● **Instructions to follow**: Reproduce the listing below without any changes, from the line that contains "dropdown-triangle-icon[interactable] [2, 3, 12, 9]" up to and including the line that contains "candle-body [505, 167, 509, 181]".

Data lines:
※

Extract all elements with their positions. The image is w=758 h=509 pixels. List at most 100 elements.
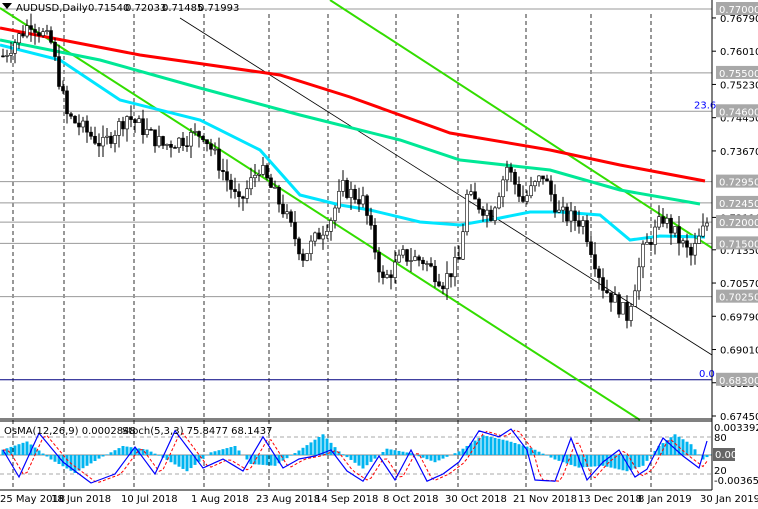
dropdown-triangle-icon[interactable] [2, 3, 12, 9]
chart-canvas[interactable]: 23.60.0 0.767900.760100.752300.744500.73… [0, 0, 758, 509]
osma-bar [53, 455, 57, 462]
osma-bar [537, 451, 541, 455]
osma-bar [313, 439, 317, 455]
x-tick-label: 13 Dec 2018 [578, 494, 642, 505]
osma-bar [229, 447, 233, 455]
trend-line [329, 0, 713, 249]
moving-averages [0, 26, 706, 242]
candle-body [653, 226, 657, 245]
osma-bar [81, 455, 85, 469]
osma-bar [617, 455, 621, 470]
osma-bar [149, 451, 153, 455]
candle-body [125, 116, 129, 130]
osma-bar [117, 448, 121, 455]
candle-body [429, 263, 433, 267]
osma-bar [505, 440, 509, 455]
osma-bar [245, 455, 249, 460]
osma-bar [361, 455, 365, 469]
candle-body [637, 266, 641, 292]
osma-bar [649, 455, 653, 456]
osma-bar [225, 448, 229, 455]
candle-body [297, 238, 301, 255]
osma-bar [593, 455, 597, 467]
candle-body [305, 253, 309, 261]
osma-bar [325, 438, 329, 455]
candle-body [29, 25, 33, 30]
osma-bar [269, 455, 273, 466]
chart-window: 23.6 0.0 0.76790 0.76010 0.75230 0.74450 0.73… [0, 0, 758, 509]
candle-body [9, 53, 13, 56]
osma-bar [705, 455, 709, 458]
candle-body [645, 241, 649, 245]
osma-bar [173, 455, 177, 465]
fib-label: 0.0 [699, 369, 715, 380]
osma-bar [393, 450, 397, 455]
osma-bar [641, 455, 645, 466]
stoch-label: Stoch(5,3,3) 75.8477 68.1437 [122, 426, 273, 437]
level-label: 0.68300 [719, 376, 758, 387]
osma-bar [365, 455, 369, 466]
osma-bar [217, 450, 221, 455]
osma-bar [689, 444, 693, 455]
candle-body [157, 136, 161, 147]
candle-body [505, 167, 509, 181]
candle-body [97, 142, 101, 147]
candle-body [373, 224, 377, 253]
candle-body [405, 249, 409, 262]
candle-body [577, 220, 581, 227]
osma-bar [373, 455, 377, 459]
candle-body [377, 251, 381, 273]
indicator-pane [0, 428, 713, 484]
osma-bar [157, 455, 161, 456]
candle-body [593, 254, 597, 270]
osma-bar [433, 455, 437, 463]
candle-body [581, 220, 585, 227]
ma-cyan [0, 43, 706, 242]
candle-body [33, 29, 37, 33]
osma-bar [125, 446, 129, 455]
osma-bar [513, 443, 517, 455]
osma-bar [605, 455, 609, 467]
fib-label: 23.6 [694, 100, 716, 111]
candle-body [241, 196, 245, 199]
candle-body [489, 209, 493, 221]
candle-body [229, 179, 233, 190]
candle-body [249, 177, 253, 190]
ind-bottom: -0.003656 [714, 476, 758, 487]
osma-bar [437, 455, 441, 461]
y-tick-label: 0.69010 [720, 346, 758, 357]
x-tick-label: 23 Aug 2018 [256, 494, 320, 505]
candle-body [465, 193, 469, 233]
osma-bar [409, 453, 413, 455]
osma-bar [317, 437, 321, 455]
candle-body [621, 302, 625, 315]
ind-80: 80 [714, 433, 727, 444]
osma-bar [357, 455, 361, 466]
osma-bar [9, 446, 13, 455]
ohlc-high: 0.72033 [125, 3, 166, 14]
osma-bar [445, 455, 449, 457]
candle-body [309, 240, 313, 254]
candle-body [329, 220, 333, 232]
osma-bar [425, 455, 429, 460]
candle-body [705, 222, 709, 227]
candle-body [469, 191, 473, 195]
osma-bar [341, 454, 345, 455]
osma-bar [369, 455, 373, 462]
level-label: 0.72450 [719, 199, 758, 210]
osma-bar [529, 447, 533, 455]
candle-body [85, 120, 89, 133]
candle-body [437, 281, 441, 287]
osma-bar [429, 455, 433, 461]
candle-body [213, 148, 217, 151]
osma-bar [25, 441, 29, 455]
osma-bar [13, 445, 17, 455]
osma-bar [637, 455, 641, 468]
candle-body [13, 42, 17, 54]
candle-body [189, 132, 193, 147]
candle-body [529, 185, 533, 197]
candle-body [445, 273, 449, 290]
candle-body [457, 257, 461, 260]
candle-body [321, 234, 325, 240]
candle-body [673, 226, 677, 234]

※

● **Response to this exercise**:
dropdown-triangle-icon[interactable] [2, 3, 12, 9]
chart-canvas[interactable]: 23.60.0 0.767900.760100.752300.744500.73… [0, 0, 758, 509]
osma-bar [53, 455, 57, 462]
osma-bar [537, 451, 541, 455]
osma-bar [313, 439, 317, 455]
x-tick-label: 13 Dec 2018 [578, 494, 642, 505]
osma-bar [229, 447, 233, 455]
trend-line [329, 0, 713, 249]
moving-averages [0, 26, 706, 242]
candle-body [653, 226, 657, 245]
osma-bar [81, 455, 85, 469]
osma-bar [617, 455, 621, 470]
osma-bar [149, 451, 153, 455]
candle-body [125, 116, 129, 130]
osma-bar [117, 448, 121, 455]
candle-body [429, 263, 433, 267]
osma-bar [505, 440, 509, 455]
osma-bar [245, 455, 249, 460]
osma-bar [361, 455, 365, 469]
candle-body [637, 266, 641, 292]
osma-bar [649, 455, 653, 456]
osma-bar [225, 448, 229, 455]
candle-body [297, 238, 301, 255]
osma-bar [593, 455, 597, 467]
candle-body [305, 253, 309, 261]
osma-bar [325, 438, 329, 455]
candle-body [29, 25, 33, 30]
osma-bar [269, 455, 273, 466]
chart-window: 23.6 0.0 0.76790 0.76010 0.75230 0.74450 0.73… [0, 0, 758, 509]
candle-body [9, 53, 13, 56]
osma-bar [705, 455, 709, 458]
candle-body [645, 241, 649, 245]
osma-bar [173, 455, 177, 465]
fib-label: 0.0 [699, 369, 715, 380]
osma-bar [393, 450, 397, 455]
osma-bar [641, 455, 645, 466]
stoch-label: Stoch(5,3,3) 75.8477 68.1437 [122, 426, 273, 437]
level-label: 0.68300 [719, 376, 758, 387]
osma-bar [365, 455, 369, 466]
osma-bar [217, 450, 221, 455]
osma-bar [689, 444, 693, 455]
candle-body [157, 136, 161, 147]
candle-body [505, 167, 509, 181]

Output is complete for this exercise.